**Given exercise**
Rewrite these lines with "bounding boxes" swapped for "coordinates" and everything else kept the same, leaving the pictures out of your answer.

....

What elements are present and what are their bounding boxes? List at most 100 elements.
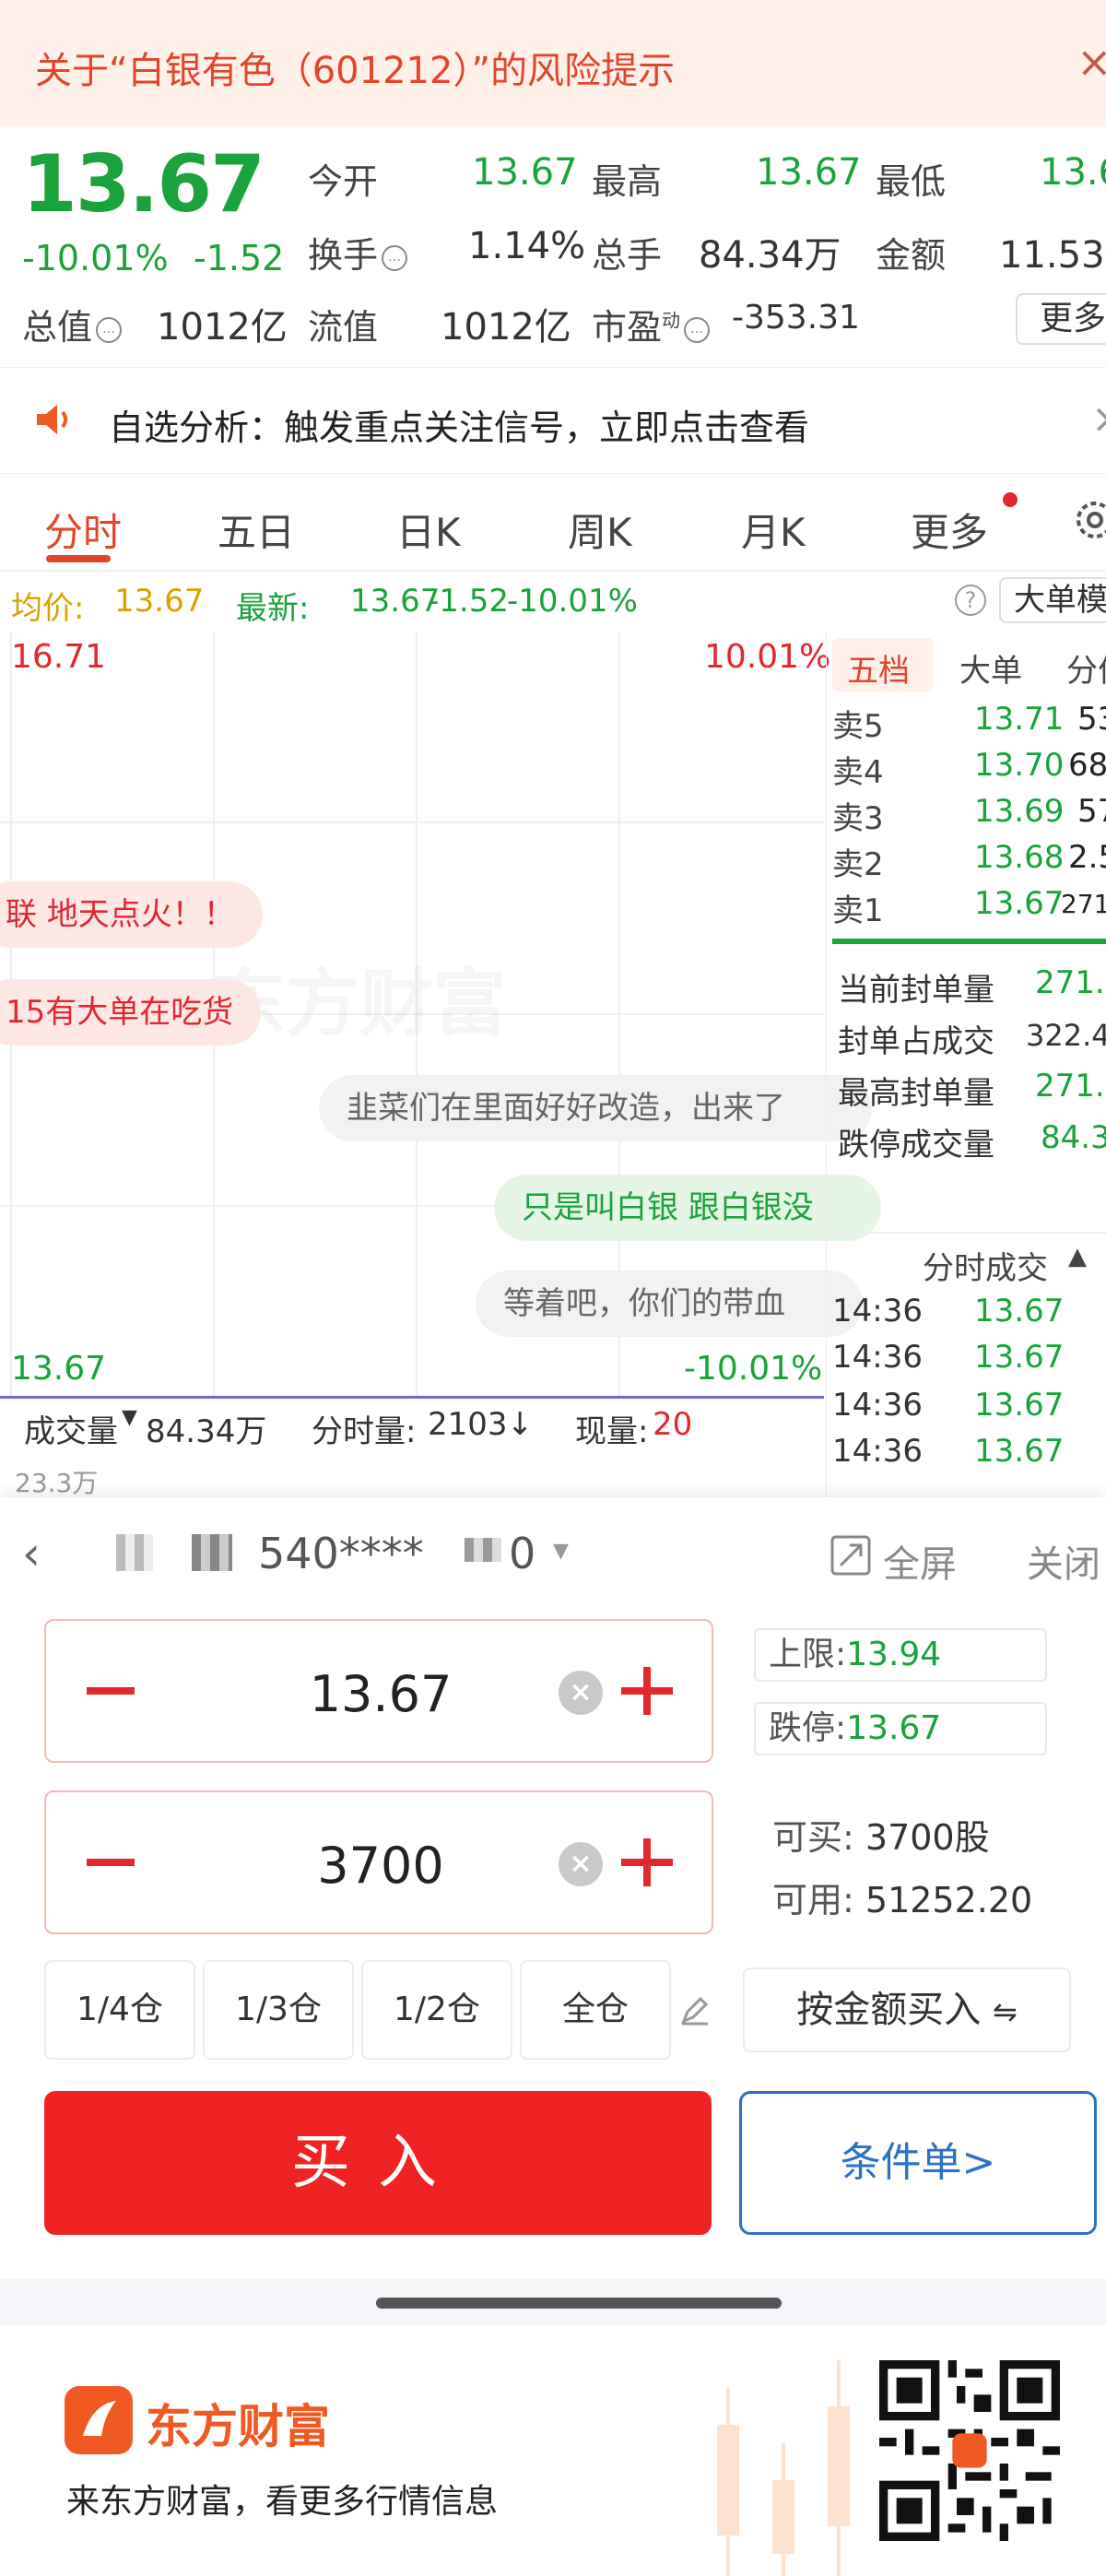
avg-label: 均价: [11, 590, 85, 627]
tab-monthly-k[interactable]: 月K [741, 502, 806, 558]
fullscreen-icon[interactable] [830, 1534, 872, 1577]
tab-five-day[interactable]: 五日 [218, 502, 295, 558]
conditional-order-button[interactable]: 条件单> [739, 2091, 1097, 2235]
fullscreen-label[interactable]: 全屏 [883, 1534, 957, 1588]
plus-icon-stem[interactable] [643, 1667, 651, 1715]
volume-scale: 23.3万 [15, 1468, 99, 1498]
intraday-chart[interactable]: 16.71 10.01% 东方财富 联 地天点火！！ 15有大单在吃货 韭菜们在… [0, 631, 881, 1396]
tick-price: 13.67 [974, 1433, 1065, 1470]
ticks-title[interactable]: 分时成交 [923, 1243, 1048, 1288]
latest-label: 最新: [236, 590, 310, 627]
clear-icon[interactable]: × [559, 1842, 603, 1886]
footer-slogan: 来东方财富，看更多行情信息 [66, 2483, 499, 2521]
ask-label: 卖5 [832, 708, 884, 745]
high-label: 最高 [592, 161, 663, 202]
comment-chip[interactable]: 15有大单在吃货 [0, 979, 262, 1046]
low-value: 13.67 [1040, 151, 1106, 194]
big-order-mode-button[interactable]: 大单模 [999, 577, 1106, 623]
seal-label: 当前封单量 [838, 972, 994, 1009]
tick-price: 13.67 [974, 1387, 1065, 1424]
help-icon[interactable]: ? [955, 585, 986, 616]
risk-banner[interactable]: 关于“白银有色（601212）”的风险提示 × [0, 0, 1106, 125]
info-icon[interactable]: … [382, 244, 408, 271]
current-price: 13.67 [22, 138, 265, 230]
upper-limit-value: 13.94 [846, 1636, 942, 1673]
float-cap-label: 流值 [308, 307, 379, 348]
ask-price: 13.70 [974, 747, 1065, 784]
seal-value: 84.3 [1041, 1119, 1106, 1156]
close-icon[interactable]: × [1091, 396, 1106, 443]
available-value: 51252.20 [865, 1880, 1033, 1920]
comment-chip[interactable]: 只是叫白银 跟白银没 [494, 1175, 881, 1241]
account-number[interactable]: 540**** [258, 1529, 424, 1578]
info-icon[interactable]: … [684, 316, 711, 343]
buy-button[interactable]: 买入 [44, 2091, 712, 2235]
bid-ask-divider [832, 939, 1106, 944]
price-input[interactable]: 13.67 [46, 1665, 715, 1723]
tab-five-levels-label: 五档 [847, 653, 910, 690]
gear-icon[interactable] [1071, 492, 1106, 544]
position-half-button[interactable]: 1/2仓 [361, 1960, 512, 2060]
chevron-down-icon[interactable]: ▼ [553, 1540, 569, 1563]
chart-top-percent: 10.01% [704, 638, 831, 676]
tab-daily-k[interactable]: 日K [396, 502, 461, 558]
quantity-input[interactable]: 3700 [46, 1837, 715, 1895]
edit-icon[interactable] [678, 1993, 712, 2027]
tick-time: 14:36 [832, 1293, 923, 1329]
active-tab-indicator [46, 555, 111, 562]
close-panel-label[interactable]: 关闭 [1027, 1534, 1100, 1588]
period-volume-value: 2103 [428, 1406, 508, 1443]
more-button[interactable]: 更多 [1016, 293, 1106, 345]
tab-weekly-k[interactable]: 周K [568, 502, 632, 558]
tab-more[interactable]: 更多 [911, 502, 988, 558]
buy-by-amount-button[interactable]: 按金额买入 ⇋ [743, 1967, 1071, 2052]
position-third-button[interactable]: 1/3仓 [203, 1960, 354, 2060]
pe-label[interactable]: 市盈动… [592, 299, 711, 349]
latest-percent: -10.01% [507, 583, 638, 620]
tick-price: 13.67 [974, 1339, 1065, 1376]
info-icon[interactable]: … [96, 316, 123, 343]
risk-banner-text[interactable]: 关于“白银有色（601212）”的风险提示 [35, 41, 675, 94]
float-cap-value: 1012亿 [441, 306, 571, 349]
ask-label: 卖3 [832, 800, 884, 837]
buy-by-amount-label: 按金额买入 [796, 1989, 982, 2031]
volume-indicator-label[interactable]: 成交量 [24, 1406, 118, 1451]
quantity-stepper[interactable]: 3700 × [44, 1790, 713, 1934]
clear-icon[interactable]: × [559, 1671, 603, 1715]
caret-up-icon[interactable]: ▲ [1068, 1243, 1087, 1270]
chevron-down-icon[interactable]: ▼ [122, 1406, 137, 1429]
tick-price: 13.67 [974, 1293, 1065, 1329]
available-funds: 可用: 51252.20 [772, 1872, 1032, 1922]
comment-chip[interactable]: 韭菜们在里面好好改造，出来了 [319, 1075, 872, 1141]
turnover-value: 1.14% [468, 225, 586, 267]
total-cap-label[interactable]: 总值… [22, 299, 123, 349]
ask-price: 13.68 [974, 839, 1065, 876]
close-icon[interactable]: × [1077, 37, 1106, 87]
open-value: 13.67 [472, 151, 578, 194]
ask-price: 13.69 [974, 793, 1065, 830]
turnover-label[interactable]: 换手… [308, 227, 408, 278]
volume-value: 84.34万 [699, 234, 841, 277]
notice-text[interactable]: 自选分析：触发重点关注信号，立即点击查看 [109, 399, 809, 450]
latest-value: 13.67 [350, 583, 441, 620]
account-suffix[interactable]: 0 [509, 1529, 535, 1578]
comment-chip[interactable]: 联 地天点火！！ [0, 881, 263, 948]
current-volume-label: 现量: [575, 1413, 649, 1450]
notice-bar[interactable]: 自选分析：触发重点关注信号，立即点击查看 × [0, 367, 1106, 474]
home-indicator[interactable] [376, 2298, 782, 2309]
tab-big-orders[interactable]: 大单 [959, 645, 1022, 691]
plus-icon-stem[interactable] [643, 1838, 651, 1886]
notification-dot [1003, 492, 1018, 507]
tab-intraday[interactable]: 分时 [44, 502, 122, 558]
limit-down[interactable]: 跌停:13.67 [754, 1702, 1047, 1755]
comment-chip[interactable]: 等着吧，你们的带血 [476, 1270, 863, 1337]
available-label: 可用: [772, 1880, 854, 1920]
position-full-button[interactable]: 全仓 [520, 1960, 671, 2060]
tab-five-levels[interactable]: 五档 [832, 638, 934, 691]
back-chevron-icon[interactable]: ‹ [22, 1527, 41, 1580]
position-quarter-button[interactable]: 1/4仓 [44, 1960, 195, 2060]
price-stepper[interactable]: 13.67 × [44, 1619, 713, 1763]
ask-price: 13.71 [974, 701, 1065, 738]
tab-price-levels[interactable]: 分价 [1066, 645, 1106, 691]
masked-name-icon [465, 1538, 501, 1562]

....

**Answer below**
What elements are present and what are their coordinates? List at most 100 elements.
avg-label: 均价: [11, 590, 85, 627]
tab-monthly-k[interactable]: 月K [741, 502, 806, 558]
fullscreen-icon[interactable] [830, 1534, 872, 1577]
tab-five-day[interactable]: 五日 [218, 502, 295, 558]
conditional-order-button[interactable]: 条件单> [739, 2091, 1097, 2235]
fullscreen-label[interactable]: 全屏 [883, 1534, 957, 1588]
plus-icon-stem[interactable] [643, 1667, 651, 1715]
volume-scale: 23.3万 [15, 1468, 99, 1498]
intraday-chart[interactable]: 16.71 10.01% 东方财富 联 地天点火！！ 15有大单在吃货 韭菜们在… [0, 631, 881, 1396]
tick-price: 13.67 [974, 1433, 1065, 1470]
ticks-title[interactable]: 分时成交 [923, 1243, 1048, 1288]
latest-label: 最新: [236, 590, 310, 627]
clear-icon[interactable]: × [559, 1842, 603, 1886]
footer-slogan: 来东方财富，看更多行情信息 [66, 2483, 499, 2521]
ask-label: 卖5 [832, 708, 884, 745]
high-label: 最高 [592, 161, 663, 202]
comment-chip[interactable]: 15有大单在吃货 [0, 979, 262, 1046]
low-value: 13.67 [1040, 151, 1106, 194]
big-order-mode-button[interactable]: 大单模 [999, 577, 1106, 623]
seal-label: 当前封单量 [838, 972, 994, 1009]
tick-price: 13.67 [974, 1387, 1065, 1424]
help-icon[interactable]: ? [955, 585, 986, 616]
risk-banner[interactable]: 关于“白银有色（601212）”的风险提示 × [0, 0, 1106, 125]
info-icon[interactable]: … [382, 244, 408, 271]
current-price: 13.67 [22, 138, 265, 230]
upper-limit-value: 13.94 [846, 1636, 942, 1673]
float-cap-label: 流值 [308, 307, 379, 348]
ask-price: 13.70 [974, 747, 1065, 784]
seal-value: 84.3 [1041, 1119, 1106, 1156]
close-icon[interactable]: × [1091, 396, 1106, 443]
available-value: 51252.20 [865, 1880, 1033, 1920]
comment-chip[interactable]: 只是叫白银 跟白银没 [494, 1175, 881, 1241]
account-number[interactable]: 540**** [258, 1529, 424, 1578]
info-icon[interactable]: … [684, 316, 711, 343]
buy-button[interactable]: 买入 [44, 2091, 712, 2235]
bid-ask-divider [832, 939, 1106, 944]
price-input[interactable]: 13.67 [46, 1665, 715, 1723]
tab-five-levels-label: 五档 [847, 653, 910, 690]
gear-icon[interactable] [1071, 492, 1106, 544]
position-half-button[interactable]: 1/2仓 [361, 1960, 512, 2060]
chevron-down-icon[interactable]: ▼ [553, 1540, 569, 1563]
chart-top-percent: 10.01% [704, 638, 831, 676]
tab-daily-k[interactable]: 日K [396, 502, 461, 558]
quantity-input[interactable]: 3700 [46, 1837, 715, 1895]
edit-icon[interactable] [678, 1993, 712, 2027]
tick-time: 14:36 [832, 1293, 923, 1329]
active-tab-indicator [46, 555, 111, 562]
close-panel-label[interactable]: 关闭 [1027, 1534, 1100, 1588]
period-volume-value: 2103 [428, 1406, 508, 1443]
more-button[interactable]: 更多 [1016, 293, 1106, 345]
tab-weekly-k[interactable]: 周K [568, 502, 632, 558]
tab-more[interactable]: 更多 [911, 502, 988, 558]
buy-by-amount-button[interactable]: 按金额买入 ⇋ [743, 1967, 1071, 2052]
position-third-button[interactable]: 1/3仓 [203, 1960, 354, 2060]
pe-label[interactable]: 市盈动… [592, 299, 711, 349]
latest-percent: -10.01% [507, 583, 638, 620]
tick-price: 13.67 [974, 1339, 1065, 1376]
info-icon[interactable]: … [96, 316, 123, 343]
risk-banner-text[interactable]: 关于“白银有色（601212）”的风险提示 [35, 41, 675, 94]
float-cap-value: 1012亿 [441, 306, 571, 349]
ask-label: 卖3 [832, 800, 884, 837]
buy-by-amount-label: 按金额买入 [796, 1989, 982, 2031]
volume-indicator-label[interactable]: 成交量 [24, 1406, 118, 1451]
quantity-stepper[interactable]: 3700 × [44, 1790, 713, 1934]
clear-icon[interactable]: × [559, 1671, 603, 1715]
caret-up-icon[interactable]: ▲ [1068, 1243, 1087, 1270]
chevron-down-icon[interactable]: ▼ [122, 1406, 137, 1429]
tick-price: 13.67 [974, 1293, 1065, 1329]
available-funds: 可用: 51252.20 [772, 1872, 1032, 1922]
comment-chip[interactable]: 韭菜们在里面好好改造，出来了 [319, 1075, 872, 1141]
turnover-value: 1.14% [468, 225, 586, 267]
total-cap-label[interactable]: 总值… [22, 299, 123, 349]
ask-price: 13.68 [974, 839, 1065, 876]
close-icon[interactable]: × [1077, 37, 1106, 87]
open-value: 13.67 [472, 151, 578, 194]
ask-price: 13.69 [974, 793, 1065, 830]
turnover-label[interactable]: 换手… [308, 227, 408, 278]
volume-value: 84.34万 [699, 234, 841, 277]
notice-text[interactable]: 自选分析：触发重点关注信号，立即点击查看 [109, 399, 809, 450]
latest-value: 13.67 [350, 583, 441, 620]
account-suffix[interactable]: 0 [509, 1529, 535, 1578]
comment-chip[interactable]: 联 地天点火！！ [0, 881, 263, 948]
current-volume-label: 现量: [575, 1413, 649, 1450]
notice-bar[interactable]: 自选分析：触发重点关注信号，立即点击查看 × [0, 367, 1106, 474]
home-indicator[interactable] [376, 2298, 782, 2309]
tab-big-orders[interactable]: 大单 [959, 645, 1022, 691]
plus-icon-stem[interactable] [643, 1838, 651, 1886]
notification-dot [1003, 492, 1018, 507]
tab-intraday[interactable]: 分时 [44, 502, 122, 558]
limit-down[interactable]: 跌停:13.67 [754, 1702, 1047, 1755]
comment-chip[interactable]: 等着吧，你们的带血 [476, 1270, 863, 1337]
available-label: 可用: [772, 1880, 854, 1920]
position-full-button[interactable]: 全仓 [520, 1960, 671, 2060]
tab-five-levels[interactable]: 五档 [832, 638, 934, 691]
back-chevron-icon[interactable]: ‹ [22, 1527, 41, 1580]
position-quarter-button[interactable]: 1/4仓 [44, 1960, 195, 2060]
price-stepper[interactable]: 13.67 × [44, 1619, 713, 1763]
ask-price: 13.71 [974, 701, 1065, 738]
tab-price-levels[interactable]: 分价 [1066, 645, 1106, 691]
masked-name-icon [465, 1538, 501, 1562]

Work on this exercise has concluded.